§ Task requirements
Your task is to count the lines of the entries below that include the word "Find" and to give only the resulting number.

§ Input rows
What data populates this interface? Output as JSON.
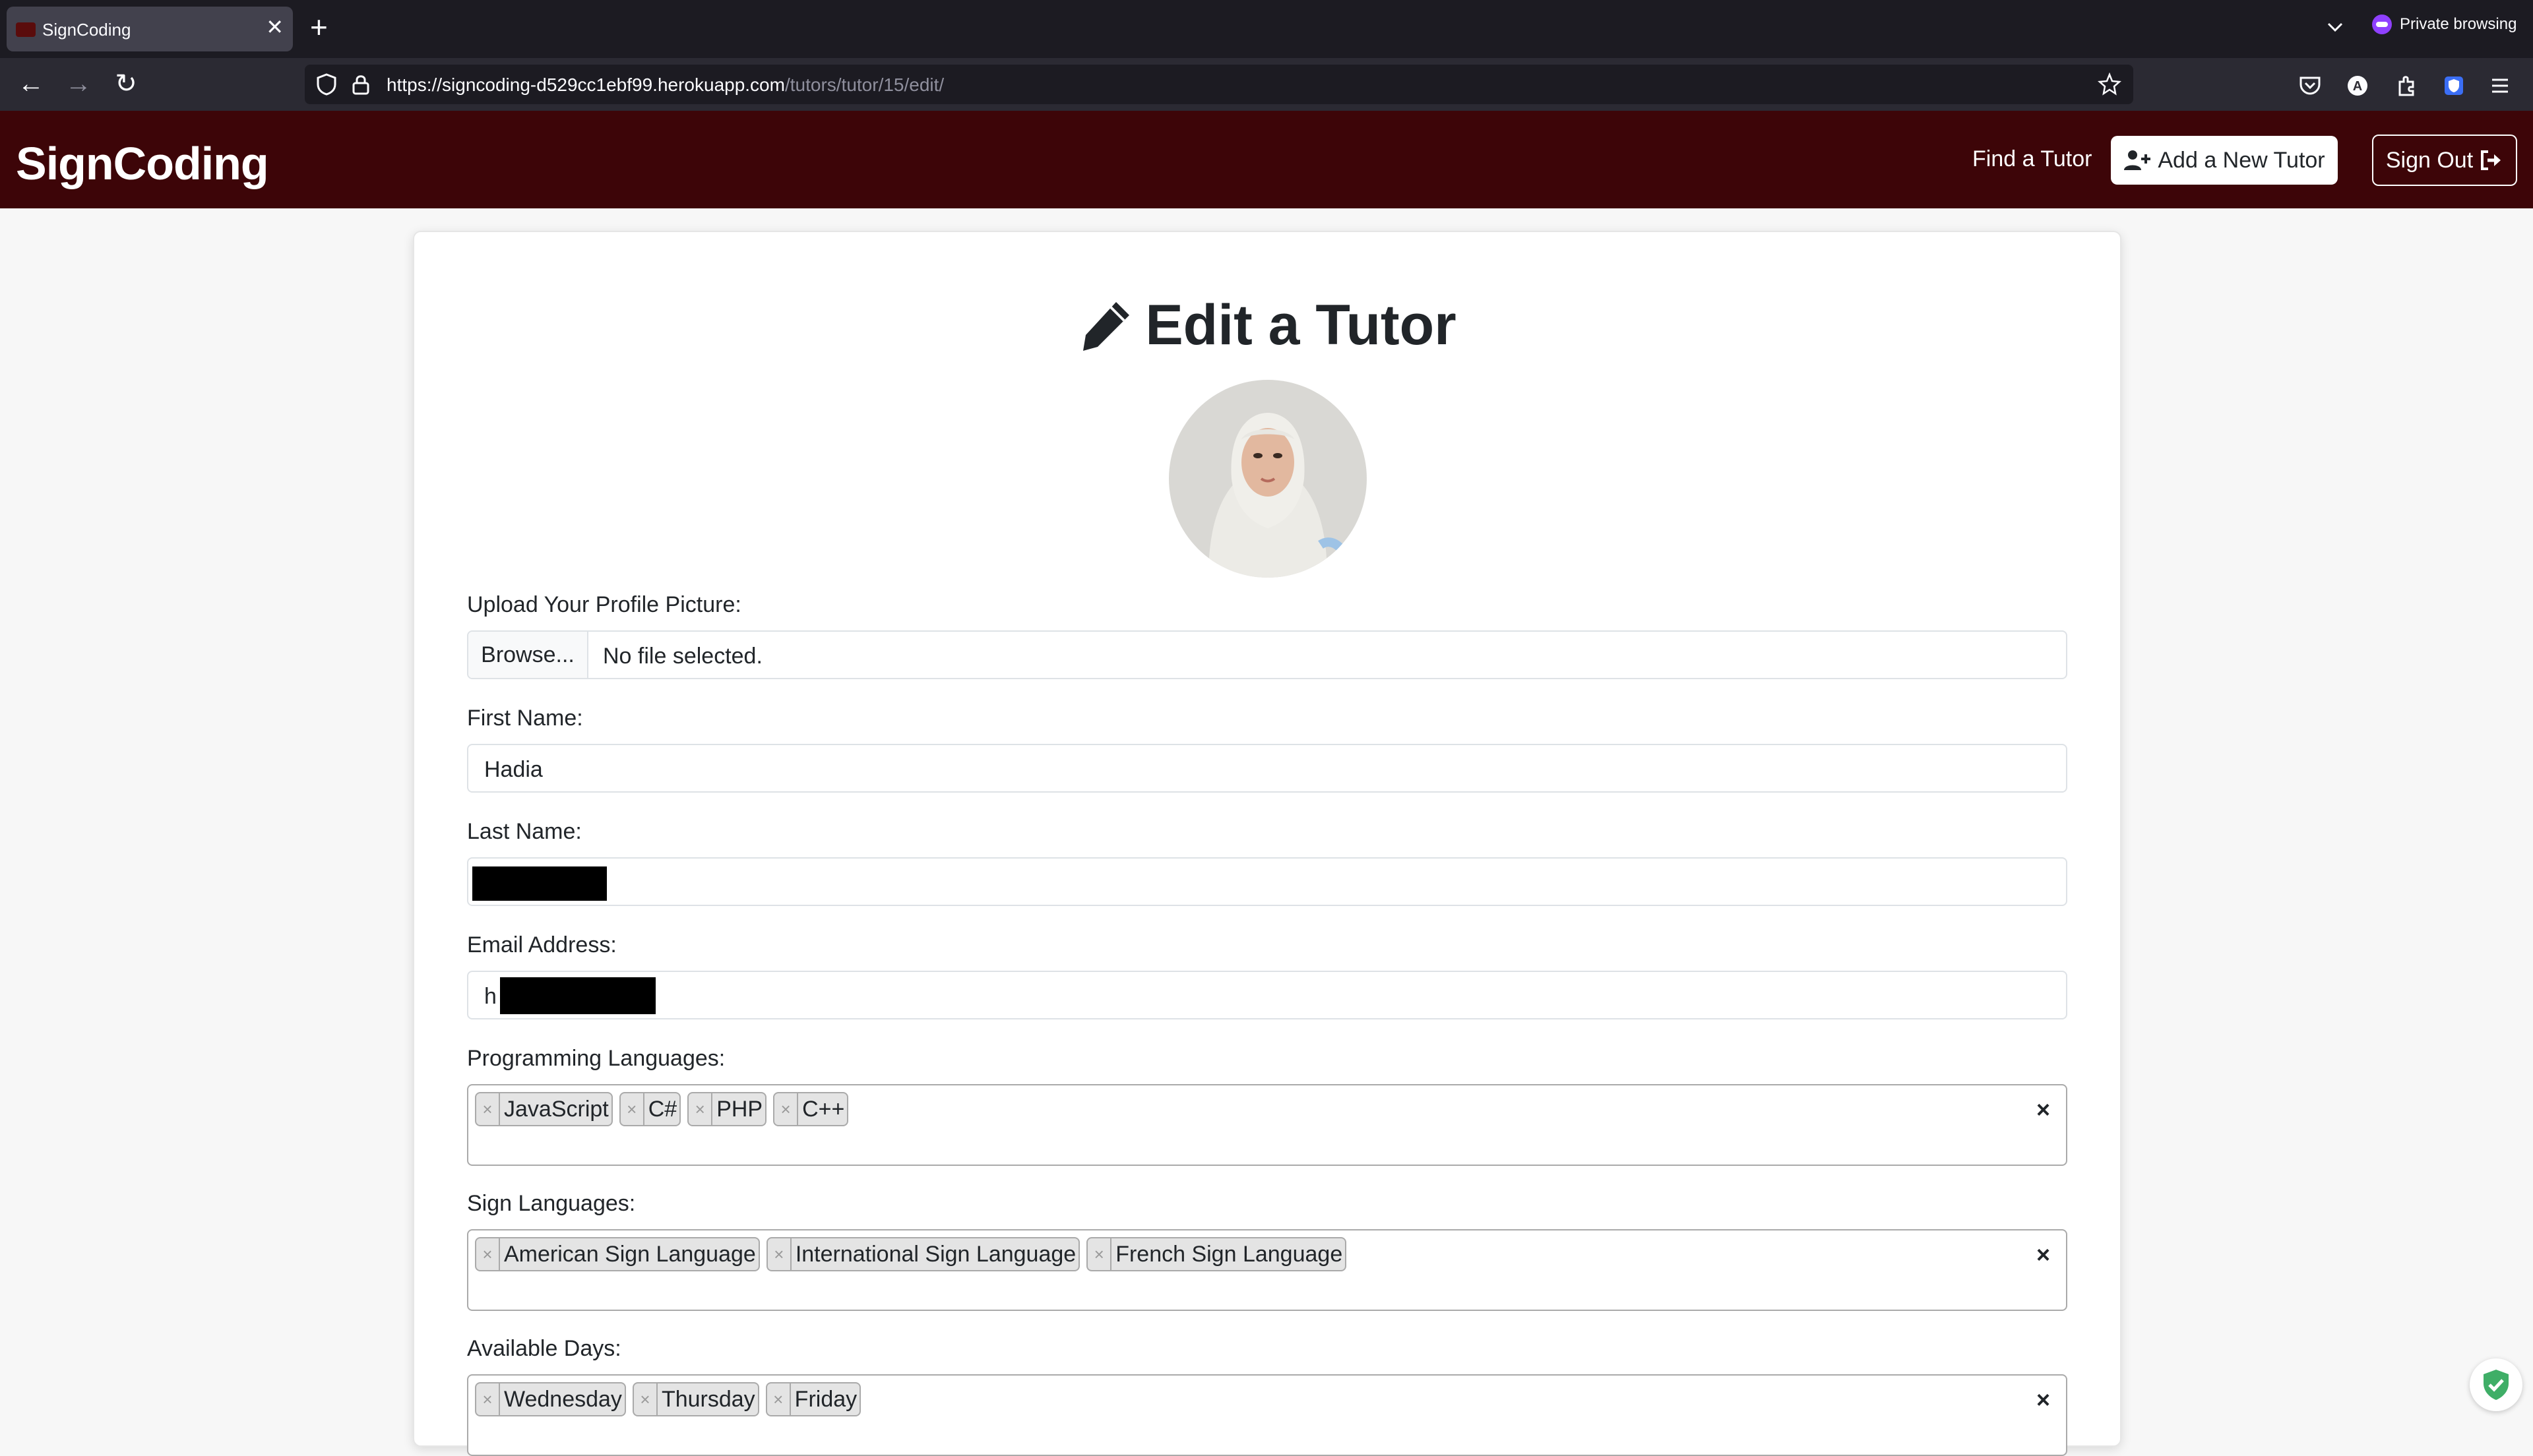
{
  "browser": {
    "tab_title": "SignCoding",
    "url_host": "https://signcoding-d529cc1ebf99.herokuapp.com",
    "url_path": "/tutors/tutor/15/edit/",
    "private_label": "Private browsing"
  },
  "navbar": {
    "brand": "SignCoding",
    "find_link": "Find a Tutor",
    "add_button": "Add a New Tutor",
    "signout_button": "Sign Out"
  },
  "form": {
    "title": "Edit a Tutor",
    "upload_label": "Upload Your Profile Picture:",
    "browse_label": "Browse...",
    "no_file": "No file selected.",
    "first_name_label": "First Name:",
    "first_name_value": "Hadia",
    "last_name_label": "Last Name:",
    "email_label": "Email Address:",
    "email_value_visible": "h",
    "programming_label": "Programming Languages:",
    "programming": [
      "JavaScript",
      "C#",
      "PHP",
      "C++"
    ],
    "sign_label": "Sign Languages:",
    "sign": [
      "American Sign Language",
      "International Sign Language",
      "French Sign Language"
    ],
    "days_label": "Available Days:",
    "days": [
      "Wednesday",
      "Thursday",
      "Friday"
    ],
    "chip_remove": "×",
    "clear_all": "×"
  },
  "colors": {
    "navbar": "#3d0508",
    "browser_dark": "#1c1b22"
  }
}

---

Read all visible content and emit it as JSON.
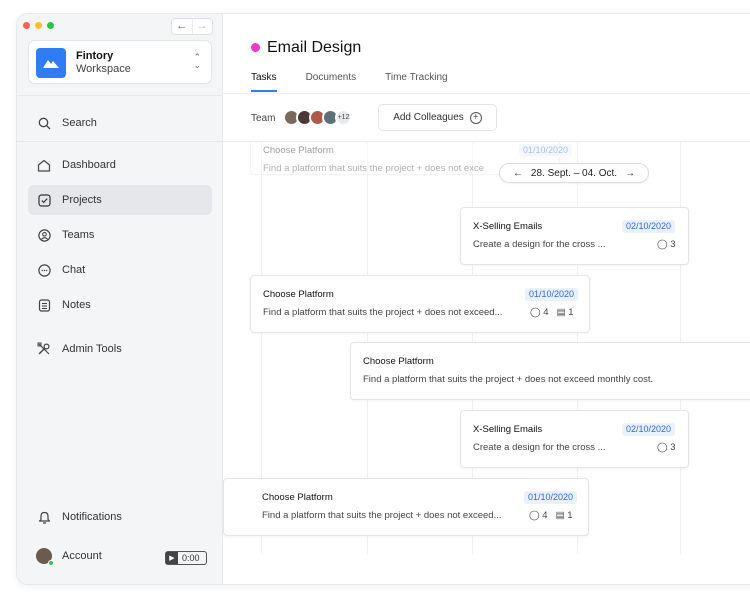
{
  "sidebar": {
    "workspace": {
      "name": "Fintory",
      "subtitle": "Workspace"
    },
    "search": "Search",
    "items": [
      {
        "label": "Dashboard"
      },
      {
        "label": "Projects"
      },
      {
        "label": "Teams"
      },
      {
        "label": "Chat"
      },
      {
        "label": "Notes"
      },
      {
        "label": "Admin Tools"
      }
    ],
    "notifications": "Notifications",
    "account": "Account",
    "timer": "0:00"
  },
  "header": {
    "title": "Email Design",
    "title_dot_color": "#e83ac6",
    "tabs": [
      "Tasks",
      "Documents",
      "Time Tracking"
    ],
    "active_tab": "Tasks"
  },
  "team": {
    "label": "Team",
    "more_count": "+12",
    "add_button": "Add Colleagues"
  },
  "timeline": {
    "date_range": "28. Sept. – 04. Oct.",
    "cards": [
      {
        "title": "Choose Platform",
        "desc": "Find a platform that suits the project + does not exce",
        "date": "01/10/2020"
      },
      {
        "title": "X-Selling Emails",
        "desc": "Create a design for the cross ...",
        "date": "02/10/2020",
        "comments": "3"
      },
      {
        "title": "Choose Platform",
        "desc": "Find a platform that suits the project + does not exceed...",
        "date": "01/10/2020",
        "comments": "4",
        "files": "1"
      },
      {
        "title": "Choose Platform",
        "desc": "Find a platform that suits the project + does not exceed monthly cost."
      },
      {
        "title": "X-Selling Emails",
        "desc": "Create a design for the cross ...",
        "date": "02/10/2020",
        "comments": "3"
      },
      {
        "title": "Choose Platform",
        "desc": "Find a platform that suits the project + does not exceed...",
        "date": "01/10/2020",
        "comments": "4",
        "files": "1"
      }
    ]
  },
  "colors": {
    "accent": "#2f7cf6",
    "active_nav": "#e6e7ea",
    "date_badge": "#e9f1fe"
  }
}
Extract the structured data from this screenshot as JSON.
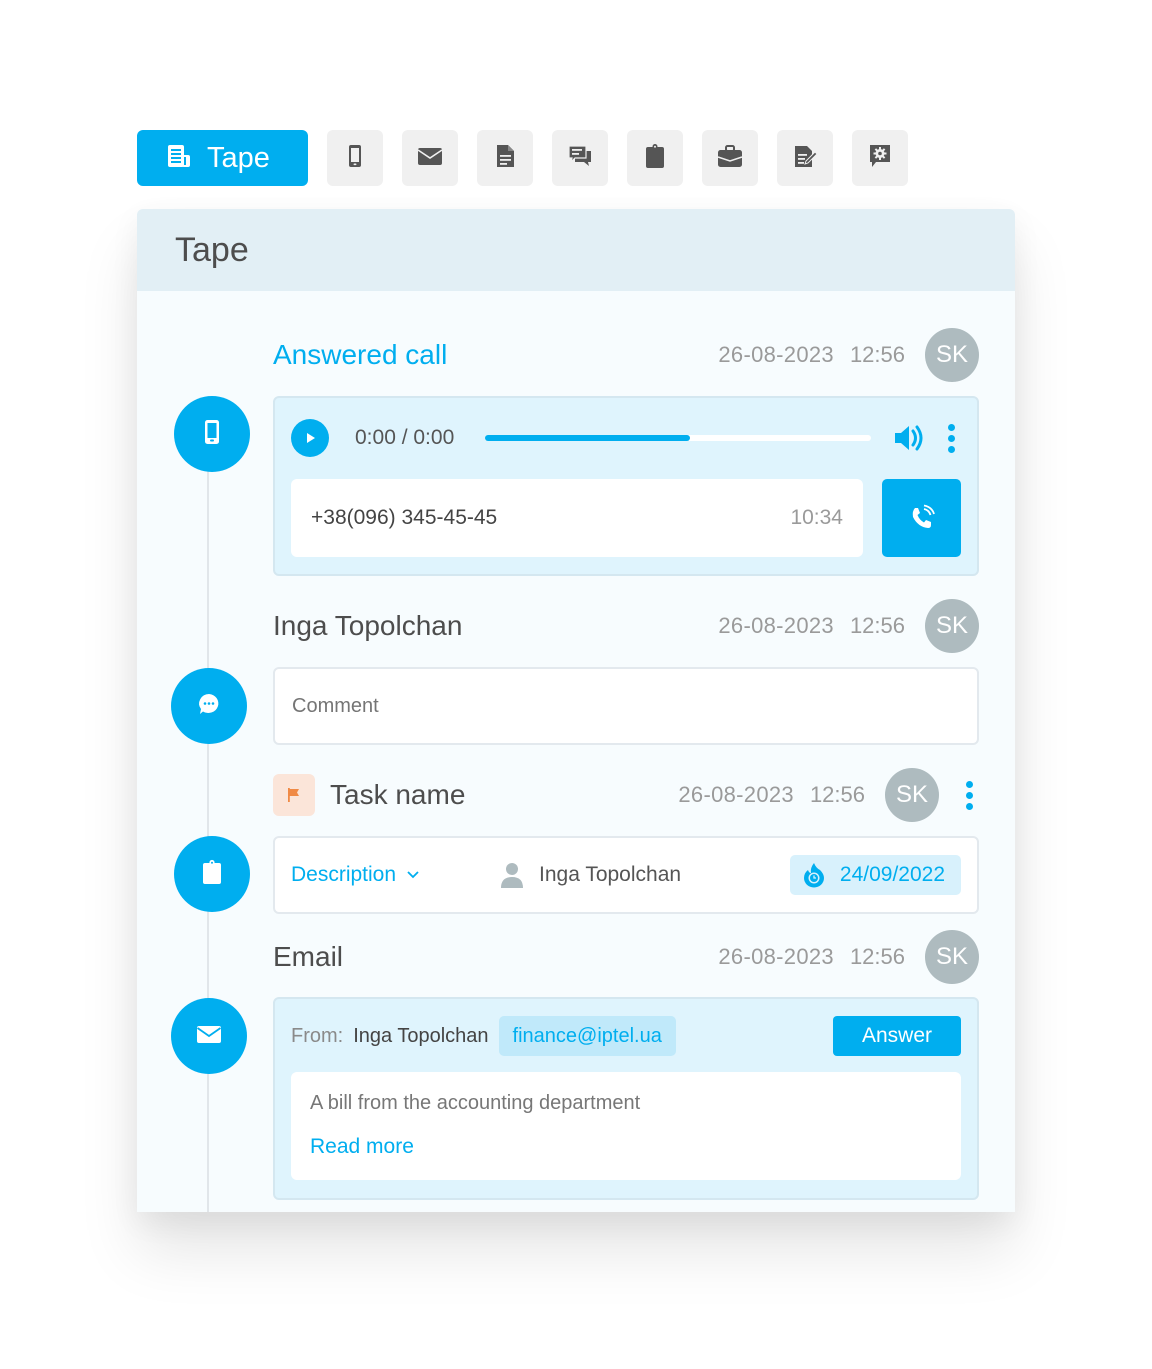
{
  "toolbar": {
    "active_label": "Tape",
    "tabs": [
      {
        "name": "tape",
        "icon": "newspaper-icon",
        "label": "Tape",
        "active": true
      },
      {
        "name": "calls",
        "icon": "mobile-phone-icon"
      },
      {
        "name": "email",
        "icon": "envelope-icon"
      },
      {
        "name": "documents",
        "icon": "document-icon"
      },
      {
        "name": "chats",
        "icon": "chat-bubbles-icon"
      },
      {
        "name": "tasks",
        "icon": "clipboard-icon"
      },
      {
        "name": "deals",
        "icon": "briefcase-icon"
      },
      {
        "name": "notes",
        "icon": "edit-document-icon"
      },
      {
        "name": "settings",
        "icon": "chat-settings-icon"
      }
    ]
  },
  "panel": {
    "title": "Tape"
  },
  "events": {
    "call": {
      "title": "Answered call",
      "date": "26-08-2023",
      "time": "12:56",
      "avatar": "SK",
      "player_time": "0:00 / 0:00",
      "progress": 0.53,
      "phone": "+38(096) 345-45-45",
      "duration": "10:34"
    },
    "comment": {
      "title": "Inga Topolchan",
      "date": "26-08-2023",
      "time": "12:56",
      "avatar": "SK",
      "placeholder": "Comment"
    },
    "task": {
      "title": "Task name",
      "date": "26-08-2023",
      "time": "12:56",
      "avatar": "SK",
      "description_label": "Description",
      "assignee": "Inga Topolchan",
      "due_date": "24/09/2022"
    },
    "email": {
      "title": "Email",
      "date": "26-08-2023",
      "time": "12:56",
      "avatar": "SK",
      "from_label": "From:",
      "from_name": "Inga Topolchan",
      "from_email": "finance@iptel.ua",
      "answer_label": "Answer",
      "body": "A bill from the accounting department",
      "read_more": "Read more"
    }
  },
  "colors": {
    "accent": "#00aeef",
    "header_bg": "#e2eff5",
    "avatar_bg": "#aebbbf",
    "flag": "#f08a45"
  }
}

* * *

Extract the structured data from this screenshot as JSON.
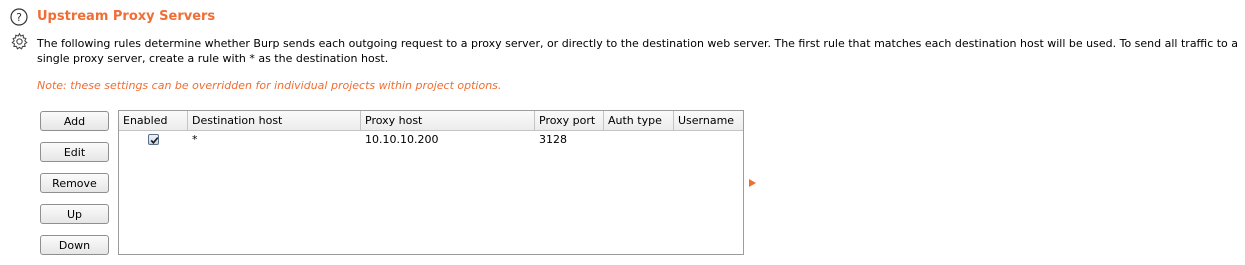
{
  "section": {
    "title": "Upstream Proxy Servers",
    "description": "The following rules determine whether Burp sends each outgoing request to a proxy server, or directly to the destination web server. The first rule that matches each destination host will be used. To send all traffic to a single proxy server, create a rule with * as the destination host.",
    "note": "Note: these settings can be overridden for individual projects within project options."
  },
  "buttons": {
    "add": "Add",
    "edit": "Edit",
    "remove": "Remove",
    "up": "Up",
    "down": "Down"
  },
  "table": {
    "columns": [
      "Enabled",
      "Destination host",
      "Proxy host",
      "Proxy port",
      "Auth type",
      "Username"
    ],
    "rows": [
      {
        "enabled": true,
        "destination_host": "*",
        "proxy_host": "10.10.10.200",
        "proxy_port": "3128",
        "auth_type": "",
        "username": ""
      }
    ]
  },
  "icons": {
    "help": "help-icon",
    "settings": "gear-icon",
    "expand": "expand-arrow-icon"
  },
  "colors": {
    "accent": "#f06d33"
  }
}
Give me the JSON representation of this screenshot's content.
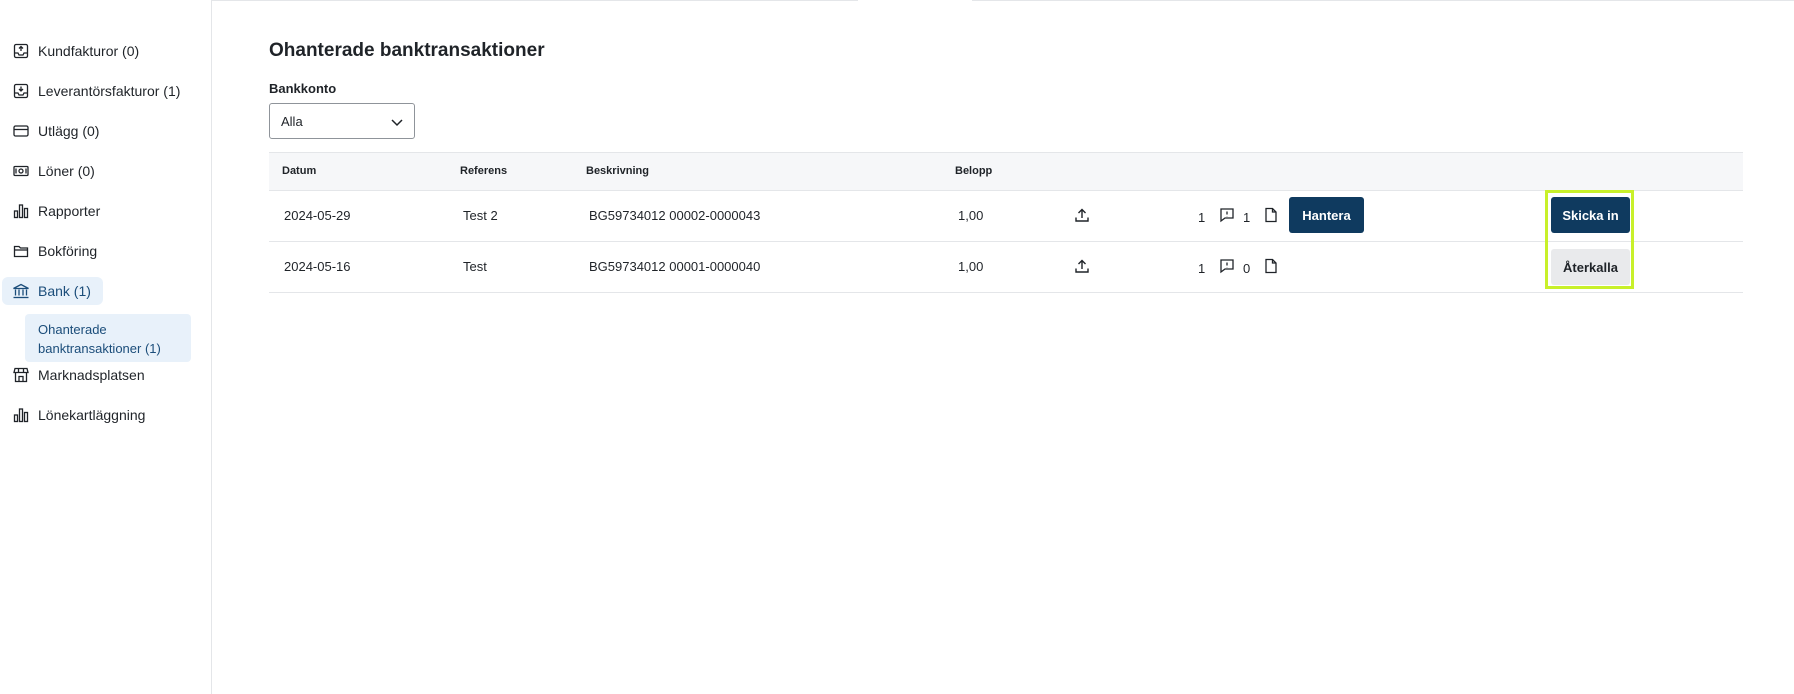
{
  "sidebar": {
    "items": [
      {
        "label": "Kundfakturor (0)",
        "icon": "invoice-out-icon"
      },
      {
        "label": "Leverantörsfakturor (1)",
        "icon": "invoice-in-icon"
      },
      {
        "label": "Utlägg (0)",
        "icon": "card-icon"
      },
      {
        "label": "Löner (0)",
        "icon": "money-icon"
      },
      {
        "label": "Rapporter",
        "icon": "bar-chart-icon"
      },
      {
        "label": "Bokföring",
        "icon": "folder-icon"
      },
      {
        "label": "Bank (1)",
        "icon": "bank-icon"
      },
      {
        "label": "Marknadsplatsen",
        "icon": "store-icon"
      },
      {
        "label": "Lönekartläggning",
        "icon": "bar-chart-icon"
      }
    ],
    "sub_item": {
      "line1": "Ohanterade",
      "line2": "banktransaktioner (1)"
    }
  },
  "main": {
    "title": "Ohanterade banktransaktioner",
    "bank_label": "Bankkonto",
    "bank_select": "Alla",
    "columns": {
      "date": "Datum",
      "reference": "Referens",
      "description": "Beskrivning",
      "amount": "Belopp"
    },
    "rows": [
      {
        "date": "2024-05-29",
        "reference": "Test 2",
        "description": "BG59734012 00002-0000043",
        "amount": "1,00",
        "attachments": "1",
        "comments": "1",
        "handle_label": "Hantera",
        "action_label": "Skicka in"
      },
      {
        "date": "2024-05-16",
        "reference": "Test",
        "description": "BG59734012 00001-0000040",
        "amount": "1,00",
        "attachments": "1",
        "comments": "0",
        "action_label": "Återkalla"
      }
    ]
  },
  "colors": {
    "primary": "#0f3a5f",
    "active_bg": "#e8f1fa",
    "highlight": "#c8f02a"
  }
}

§ Task answer
5